▶ WHAT YOU ARE ASKED TO DO
Tell how many lines carry the word "通信工程"; the reply is the number and nothing else.

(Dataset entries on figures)
*****

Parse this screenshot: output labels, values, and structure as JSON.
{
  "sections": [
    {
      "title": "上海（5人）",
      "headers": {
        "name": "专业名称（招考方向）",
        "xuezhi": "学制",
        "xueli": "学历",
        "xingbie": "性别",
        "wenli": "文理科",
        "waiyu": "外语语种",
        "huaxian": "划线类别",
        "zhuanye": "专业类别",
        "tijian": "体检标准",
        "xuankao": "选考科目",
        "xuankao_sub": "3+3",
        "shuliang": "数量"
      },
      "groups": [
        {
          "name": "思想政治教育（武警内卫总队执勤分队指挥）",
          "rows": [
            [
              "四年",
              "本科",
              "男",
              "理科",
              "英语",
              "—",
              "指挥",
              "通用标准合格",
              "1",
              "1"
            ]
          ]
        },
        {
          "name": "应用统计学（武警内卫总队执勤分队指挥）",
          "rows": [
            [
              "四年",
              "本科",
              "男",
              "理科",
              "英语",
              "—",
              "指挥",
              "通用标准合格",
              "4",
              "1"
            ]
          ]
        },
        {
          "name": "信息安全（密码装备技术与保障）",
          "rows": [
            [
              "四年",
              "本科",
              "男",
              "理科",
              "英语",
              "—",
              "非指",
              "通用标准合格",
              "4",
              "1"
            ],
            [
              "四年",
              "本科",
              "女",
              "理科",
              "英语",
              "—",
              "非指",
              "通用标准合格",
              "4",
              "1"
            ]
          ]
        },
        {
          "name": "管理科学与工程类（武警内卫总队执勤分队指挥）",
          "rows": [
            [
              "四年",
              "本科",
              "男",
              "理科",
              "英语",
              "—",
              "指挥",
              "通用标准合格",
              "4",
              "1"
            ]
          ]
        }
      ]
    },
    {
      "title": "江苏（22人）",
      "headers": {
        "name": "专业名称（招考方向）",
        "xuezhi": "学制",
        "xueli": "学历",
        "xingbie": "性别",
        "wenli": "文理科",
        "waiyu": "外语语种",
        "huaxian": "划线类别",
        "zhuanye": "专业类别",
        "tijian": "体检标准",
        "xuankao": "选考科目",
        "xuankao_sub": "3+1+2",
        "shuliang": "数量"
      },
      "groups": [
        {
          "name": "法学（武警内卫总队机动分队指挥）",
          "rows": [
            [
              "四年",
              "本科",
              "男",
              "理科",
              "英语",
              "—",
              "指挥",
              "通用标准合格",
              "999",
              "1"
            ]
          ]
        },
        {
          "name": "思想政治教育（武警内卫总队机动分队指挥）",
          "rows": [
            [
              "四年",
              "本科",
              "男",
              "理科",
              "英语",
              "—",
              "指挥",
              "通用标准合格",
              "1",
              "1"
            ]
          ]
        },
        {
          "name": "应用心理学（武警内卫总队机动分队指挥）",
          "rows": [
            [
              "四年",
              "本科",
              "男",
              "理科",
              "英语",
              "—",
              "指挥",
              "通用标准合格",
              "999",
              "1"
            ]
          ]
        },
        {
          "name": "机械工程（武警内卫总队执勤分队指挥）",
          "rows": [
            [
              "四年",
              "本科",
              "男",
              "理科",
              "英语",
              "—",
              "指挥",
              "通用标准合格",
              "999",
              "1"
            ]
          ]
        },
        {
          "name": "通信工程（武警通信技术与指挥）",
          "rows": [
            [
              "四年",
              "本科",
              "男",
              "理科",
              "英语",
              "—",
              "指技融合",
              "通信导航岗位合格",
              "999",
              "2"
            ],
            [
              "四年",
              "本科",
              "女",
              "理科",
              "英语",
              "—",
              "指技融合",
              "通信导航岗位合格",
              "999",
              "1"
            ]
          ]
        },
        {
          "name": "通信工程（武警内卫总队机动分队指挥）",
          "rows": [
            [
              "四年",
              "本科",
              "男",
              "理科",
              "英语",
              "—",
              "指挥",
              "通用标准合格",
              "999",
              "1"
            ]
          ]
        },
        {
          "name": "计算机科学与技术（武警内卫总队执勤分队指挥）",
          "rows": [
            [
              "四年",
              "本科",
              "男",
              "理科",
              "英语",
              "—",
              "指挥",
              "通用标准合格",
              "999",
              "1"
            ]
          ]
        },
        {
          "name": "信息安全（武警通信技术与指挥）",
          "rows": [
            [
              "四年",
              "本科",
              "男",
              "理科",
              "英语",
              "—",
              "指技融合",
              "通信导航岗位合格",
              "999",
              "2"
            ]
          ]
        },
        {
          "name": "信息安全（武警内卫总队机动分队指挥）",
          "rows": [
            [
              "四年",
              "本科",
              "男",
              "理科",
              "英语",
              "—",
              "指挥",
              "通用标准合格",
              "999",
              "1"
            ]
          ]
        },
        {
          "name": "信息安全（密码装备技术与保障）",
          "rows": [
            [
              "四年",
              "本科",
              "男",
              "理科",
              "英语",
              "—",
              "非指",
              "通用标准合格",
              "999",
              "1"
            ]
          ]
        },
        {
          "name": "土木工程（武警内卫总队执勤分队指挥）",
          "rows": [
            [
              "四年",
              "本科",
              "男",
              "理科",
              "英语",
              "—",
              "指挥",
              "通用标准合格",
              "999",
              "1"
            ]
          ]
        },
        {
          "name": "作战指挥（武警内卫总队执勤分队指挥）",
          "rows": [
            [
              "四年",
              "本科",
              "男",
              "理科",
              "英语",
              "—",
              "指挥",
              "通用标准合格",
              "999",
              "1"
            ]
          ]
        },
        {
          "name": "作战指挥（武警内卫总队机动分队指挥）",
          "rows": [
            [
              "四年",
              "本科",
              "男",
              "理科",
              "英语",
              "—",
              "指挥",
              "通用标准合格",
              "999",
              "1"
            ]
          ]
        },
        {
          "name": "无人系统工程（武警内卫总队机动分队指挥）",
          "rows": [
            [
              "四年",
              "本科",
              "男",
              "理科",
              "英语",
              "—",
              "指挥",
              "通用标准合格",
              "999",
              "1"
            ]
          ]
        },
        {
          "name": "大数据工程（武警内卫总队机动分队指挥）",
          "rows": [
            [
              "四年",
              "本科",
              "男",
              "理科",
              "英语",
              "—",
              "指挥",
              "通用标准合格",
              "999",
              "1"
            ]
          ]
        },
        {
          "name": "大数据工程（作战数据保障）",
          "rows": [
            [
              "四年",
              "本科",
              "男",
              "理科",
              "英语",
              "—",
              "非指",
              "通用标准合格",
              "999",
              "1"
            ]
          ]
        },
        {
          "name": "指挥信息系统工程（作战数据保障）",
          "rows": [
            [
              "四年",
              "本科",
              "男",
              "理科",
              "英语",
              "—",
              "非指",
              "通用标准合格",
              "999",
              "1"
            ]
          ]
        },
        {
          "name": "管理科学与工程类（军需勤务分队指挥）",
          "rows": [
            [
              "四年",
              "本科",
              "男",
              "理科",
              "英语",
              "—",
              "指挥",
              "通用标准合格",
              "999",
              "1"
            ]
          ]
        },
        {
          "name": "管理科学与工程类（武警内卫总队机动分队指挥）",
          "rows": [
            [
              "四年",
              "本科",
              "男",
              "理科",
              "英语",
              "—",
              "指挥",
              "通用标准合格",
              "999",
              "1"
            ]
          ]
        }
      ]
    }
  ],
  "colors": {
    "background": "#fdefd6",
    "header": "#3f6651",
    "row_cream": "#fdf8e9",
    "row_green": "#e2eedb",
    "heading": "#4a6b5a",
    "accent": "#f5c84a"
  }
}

*****

▶ FINAL RESULT
2